--- STATED EXERCISE ---
Reproduce the records below in their entirety, character for character.

(Dataset entries on figures)
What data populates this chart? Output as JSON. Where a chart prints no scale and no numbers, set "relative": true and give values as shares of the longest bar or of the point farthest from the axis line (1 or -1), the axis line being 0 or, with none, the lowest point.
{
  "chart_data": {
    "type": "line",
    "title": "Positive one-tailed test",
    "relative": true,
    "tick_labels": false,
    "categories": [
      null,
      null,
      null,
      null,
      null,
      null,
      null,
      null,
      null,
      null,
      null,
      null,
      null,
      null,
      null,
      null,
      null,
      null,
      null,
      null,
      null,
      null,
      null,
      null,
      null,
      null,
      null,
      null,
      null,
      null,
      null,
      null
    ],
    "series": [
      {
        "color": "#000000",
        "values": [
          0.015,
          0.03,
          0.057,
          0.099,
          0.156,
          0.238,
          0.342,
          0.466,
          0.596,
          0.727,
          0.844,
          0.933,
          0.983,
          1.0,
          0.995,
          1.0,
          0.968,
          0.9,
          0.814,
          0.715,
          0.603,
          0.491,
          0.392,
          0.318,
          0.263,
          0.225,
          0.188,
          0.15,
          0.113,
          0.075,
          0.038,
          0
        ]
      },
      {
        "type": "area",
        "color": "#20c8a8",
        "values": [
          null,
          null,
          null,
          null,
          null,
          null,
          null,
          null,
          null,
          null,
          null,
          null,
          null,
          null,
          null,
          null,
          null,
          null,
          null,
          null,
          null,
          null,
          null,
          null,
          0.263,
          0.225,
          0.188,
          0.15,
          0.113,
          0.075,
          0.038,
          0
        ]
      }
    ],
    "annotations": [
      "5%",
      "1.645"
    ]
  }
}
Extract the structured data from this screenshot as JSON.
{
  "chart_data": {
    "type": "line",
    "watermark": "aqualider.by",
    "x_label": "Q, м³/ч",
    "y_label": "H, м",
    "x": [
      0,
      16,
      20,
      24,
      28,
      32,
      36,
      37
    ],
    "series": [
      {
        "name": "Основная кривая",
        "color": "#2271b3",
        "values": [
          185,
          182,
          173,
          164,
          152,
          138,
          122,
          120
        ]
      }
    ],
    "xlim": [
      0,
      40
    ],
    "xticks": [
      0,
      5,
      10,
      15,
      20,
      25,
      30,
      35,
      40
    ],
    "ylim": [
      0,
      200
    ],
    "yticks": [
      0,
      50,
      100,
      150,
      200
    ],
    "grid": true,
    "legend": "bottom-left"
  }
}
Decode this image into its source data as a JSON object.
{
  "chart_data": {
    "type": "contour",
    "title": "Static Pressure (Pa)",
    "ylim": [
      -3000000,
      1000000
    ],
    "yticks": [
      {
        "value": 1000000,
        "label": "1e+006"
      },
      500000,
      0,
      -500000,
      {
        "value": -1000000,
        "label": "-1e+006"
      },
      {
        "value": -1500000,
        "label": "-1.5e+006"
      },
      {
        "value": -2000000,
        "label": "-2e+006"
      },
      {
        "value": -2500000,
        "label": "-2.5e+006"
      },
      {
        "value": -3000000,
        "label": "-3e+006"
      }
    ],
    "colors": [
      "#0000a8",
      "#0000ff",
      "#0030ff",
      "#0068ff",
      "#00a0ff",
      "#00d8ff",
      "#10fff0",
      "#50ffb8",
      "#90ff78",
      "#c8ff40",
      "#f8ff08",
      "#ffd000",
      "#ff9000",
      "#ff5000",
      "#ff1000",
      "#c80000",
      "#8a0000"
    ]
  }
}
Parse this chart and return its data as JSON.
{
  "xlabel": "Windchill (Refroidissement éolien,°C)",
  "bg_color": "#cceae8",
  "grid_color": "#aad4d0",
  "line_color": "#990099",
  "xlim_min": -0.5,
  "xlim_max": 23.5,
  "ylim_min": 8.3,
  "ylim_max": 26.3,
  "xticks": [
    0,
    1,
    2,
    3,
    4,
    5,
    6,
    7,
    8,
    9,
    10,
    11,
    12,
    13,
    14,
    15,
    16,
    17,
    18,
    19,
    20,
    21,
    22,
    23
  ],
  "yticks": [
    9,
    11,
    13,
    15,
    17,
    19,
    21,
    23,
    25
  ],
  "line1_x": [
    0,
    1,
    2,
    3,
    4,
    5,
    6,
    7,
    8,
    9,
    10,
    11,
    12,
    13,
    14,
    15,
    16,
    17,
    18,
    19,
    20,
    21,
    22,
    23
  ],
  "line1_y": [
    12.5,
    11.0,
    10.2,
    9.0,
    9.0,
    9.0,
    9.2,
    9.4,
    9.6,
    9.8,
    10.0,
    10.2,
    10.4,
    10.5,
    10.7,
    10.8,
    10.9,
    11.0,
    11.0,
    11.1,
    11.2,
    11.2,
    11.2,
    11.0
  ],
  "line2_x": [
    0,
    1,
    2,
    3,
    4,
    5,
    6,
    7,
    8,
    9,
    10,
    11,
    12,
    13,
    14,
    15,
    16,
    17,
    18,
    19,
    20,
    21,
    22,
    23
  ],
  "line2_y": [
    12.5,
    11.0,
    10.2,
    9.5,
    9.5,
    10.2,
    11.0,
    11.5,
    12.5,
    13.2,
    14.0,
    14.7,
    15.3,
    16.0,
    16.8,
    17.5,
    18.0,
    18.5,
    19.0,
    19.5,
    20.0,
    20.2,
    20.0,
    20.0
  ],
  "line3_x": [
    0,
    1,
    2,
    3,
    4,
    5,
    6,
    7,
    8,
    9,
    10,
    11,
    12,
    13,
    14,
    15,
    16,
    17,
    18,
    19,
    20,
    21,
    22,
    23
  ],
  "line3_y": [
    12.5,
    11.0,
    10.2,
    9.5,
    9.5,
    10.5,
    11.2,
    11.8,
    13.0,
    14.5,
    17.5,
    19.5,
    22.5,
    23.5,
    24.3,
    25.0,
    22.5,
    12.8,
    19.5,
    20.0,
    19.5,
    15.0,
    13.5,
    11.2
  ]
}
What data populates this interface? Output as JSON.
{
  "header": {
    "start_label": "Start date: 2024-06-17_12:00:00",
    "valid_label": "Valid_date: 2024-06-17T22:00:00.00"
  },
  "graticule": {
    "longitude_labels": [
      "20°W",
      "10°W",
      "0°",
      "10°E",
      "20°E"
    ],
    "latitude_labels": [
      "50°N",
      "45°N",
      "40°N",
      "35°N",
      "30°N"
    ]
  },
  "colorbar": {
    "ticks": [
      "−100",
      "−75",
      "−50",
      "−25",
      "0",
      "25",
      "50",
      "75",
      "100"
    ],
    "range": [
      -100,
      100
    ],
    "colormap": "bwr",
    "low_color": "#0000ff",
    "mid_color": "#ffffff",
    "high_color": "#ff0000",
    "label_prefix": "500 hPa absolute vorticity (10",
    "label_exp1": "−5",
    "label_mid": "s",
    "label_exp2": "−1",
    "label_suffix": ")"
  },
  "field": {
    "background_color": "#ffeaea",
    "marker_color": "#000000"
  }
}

--- TASK RESULT ---
What data populates this chart? Output as JSON. Where a chart prints no scale and no numbers, set "relative": true and give values as shares of the longest bar or of the point farthest from the axis line (1 or -1), the axis line being 0 or, with none, the lowest point.
{
  "chart_data": {
    "type": "line",
    "title": "Positive one-tailed test",
    "relative": true,
    "tick_labels": false,
    "categories": [
      null,
      null,
      null,
      null,
      null,
      null,
      null,
      null,
      null,
      null,
      null,
      null,
      null,
      null,
      null,
      null,
      null,
      null,
      null,
      null,
      null,
      null,
      null,
      null,
      null,
      null,
      null,
      null,
      null,
      null,
      null,
      null
    ],
    "series": [
      {
        "color": "#000000",
        "values": [
          0.015,
          0.03,
          0.057,
          0.099,
          0.156,
          0.238,
          0.342,
          0.466,
          0.596,
          0.727,
          0.844,
          0.933,
          0.983,
          1.0,
          0.995,
          1.0,
          0.968,
          0.9,
          0.814,
          0.715,
          0.603,
          0.491,
          0.392,
          0.318,
          0.263,
          0.225,
          0.188,
          0.15,
          0.113,
          0.075,
          0.038,
          0
        ]
      },
      {
        "type": "area",
        "color": "#20c8a8",
        "values": [
          null,
          null,
          null,
          null,
          null,
          null,
          null,
          null,
          null,
          null,
          null,
          null,
          null,
          null,
          null,
          null,
          null,
          null,
          null,
          null,
          null,
          null,
          null,
          null,
          0.263,
          0.225,
          0.188,
          0.15,
          0.113,
          0.075,
          0.038,
          0
        ]
      }
    ],
    "annotations": [
      "5%",
      "1.645"
    ]
  }
}
Extract the structured data from this screenshot as JSON.
{
  "chart_data": {
    "type": "line",
    "watermark": "aqualider.by",
    "x_label": "Q, м³/ч",
    "y_label": "H, м",
    "x": [
      0,
      16,
      20,
      24,
      28,
      32,
      36,
      37
    ],
    "series": [
      {
        "name": "Основная кривая",
        "color": "#2271b3",
        "values": [
          185,
          182,
          173,
          164,
          152,
          138,
          122,
          120
        ]
      }
    ],
    "xlim": [
      0,
      40
    ],
    "xticks": [
      0,
      5,
      10,
      15,
      20,
      25,
      30,
      35,
      40
    ],
    "ylim": [
      0,
      200
    ],
    "yticks": [
      0,
      50,
      100,
      150,
      200
    ],
    "grid": true,
    "legend": "bottom-left"
  }
}
Decode this image into its source data as a JSON object.
{
  "chart_data": {
    "type": "contour",
    "title": "Static Pressure (Pa)",
    "ylim": [
      -3000000,
      1000000
    ],
    "yticks": [
      {
        "value": 1000000,
        "label": "1e+006"
      },
      500000,
      0,
      -500000,
      {
        "value": -1000000,
        "label": "-1e+006"
      },
      {
        "value": -1500000,
        "label": "-1.5e+006"
      },
      {
        "value": -2000000,
        "label": "-2e+006"
      },
      {
        "value": -2500000,
        "label": "-2.5e+006"
      },
      {
        "value": -3000000,
        "label": "-3e+006"
      }
    ],
    "colors": [
      "#0000a8",
      "#0000ff",
      "#0030ff",
      "#0068ff",
      "#00a0ff",
      "#00d8ff",
      "#10fff0",
      "#50ffb8",
      "#90ff78",
      "#c8ff40",
      "#f8ff08",
      "#ffd000",
      "#ff9000",
      "#ff5000",
      "#ff1000",
      "#c80000",
      "#8a0000"
    ]
  }
}
Parse this chart and return its data as JSON.
{
  "xlabel": "Windchill (Refroidissement éolien,°C)",
  "bg_color": "#cceae8",
  "grid_color": "#aad4d0",
  "line_color": "#990099",
  "xlim_min": -0.5,
  "xlim_max": 23.5,
  "ylim_min": 8.3,
  "ylim_max": 26.3,
  "xticks": [
    0,
    1,
    2,
    3,
    4,
    5,
    6,
    7,
    8,
    9,
    10,
    11,
    12,
    13,
    14,
    15,
    16,
    17,
    18,
    19,
    20,
    21,
    22,
    23
  ],
  "yticks": [
    9,
    11,
    13,
    15,
    17,
    19,
    21,
    23,
    25
  ],
  "line1_x": [
    0,
    1,
    2,
    3,
    4,
    5,
    6,
    7,
    8,
    9,
    10,
    11,
    12,
    13,
    14,
    15,
    16,
    17,
    18,
    19,
    20,
    21,
    22,
    23
  ],
  "line1_y": [
    12.5,
    11.0,
    10.2,
    9.0,
    9.0,
    9.0,
    9.2,
    9.4,
    9.6,
    9.8,
    10.0,
    10.2,
    10.4,
    10.5,
    10.7,
    10.8,
    10.9,
    11.0,
    11.0,
    11.1,
    11.2,
    11.2,
    11.2,
    11.0
  ],
  "line2_x": [
    0,
    1,
    2,
    3,
    4,
    5,
    6,
    7,
    8,
    9,
    10,
    11,
    12,
    13,
    14,
    15,
    16,
    17,
    18,
    19,
    20,
    21,
    22,
    23
  ],
  "line2_y": [
    12.5,
    11.0,
    10.2,
    9.5,
    9.5,
    10.2,
    11.0,
    11.5,
    12.5,
    13.2,
    14.0,
    14.7,
    15.3,
    16.0,
    16.8,
    17.5,
    18.0,
    18.5,
    19.0,
    19.5,
    20.0,
    20.2,
    20.0,
    20.0
  ],
  "line3_x": [
    0,
    1,
    2,
    3,
    4,
    5,
    6,
    7,
    8,
    9,
    10,
    11,
    12,
    13,
    14,
    15,
    16,
    17,
    18,
    19,
    20,
    21,
    22,
    23
  ],
  "line3_y": [
    12.5,
    11.0,
    10.2,
    9.5,
    9.5,
    10.5,
    11.2,
    11.8,
    13.0,
    14.5,
    17.5,
    19.5,
    22.5,
    23.5,
    24.3,
    25.0,
    22.5,
    12.8,
    19.5,
    20.0,
    19.5,
    15.0,
    13.5,
    11.2
  ]
}
What data populates this interface? Output as JSON.
{
  "header": {
    "start_label": "Start date: 2024-06-17_12:00:00",
    "valid_label": "Valid_date: 2024-06-17T22:00:00.00"
  },
  "graticule": {
    "longitude_labels": [
      "20°W",
      "10°W",
      "0°",
      "10°E",
      "20°E"
    ],
    "latitude_labels": [
      "50°N",
      "45°N",
      "40°N",
      "35°N",
      "30°N"
    ]
  },
  "colorbar": {
    "ticks": [
      "−100",
      "−75",
      "−50",
      "−25",
      "0",
      "25",
      "50",
      "75",
      "100"
    ],
    "range": [
      -100,
      100
    ],
    "colormap": "bwr",
    "low_color": "#0000ff",
    "mid_color": "#ffffff",
    "high_color": "#ff0000",
    "label_prefix": "500 hPa absolute vorticity (10",
    "label_exp1": "−5",
    "label_mid": "s",
    "label_exp2": "−1",
    "label_suffix": ")"
  },
  "field": {
    "background_color": "#ffeaea",
    "marker_color": "#000000"
  }
}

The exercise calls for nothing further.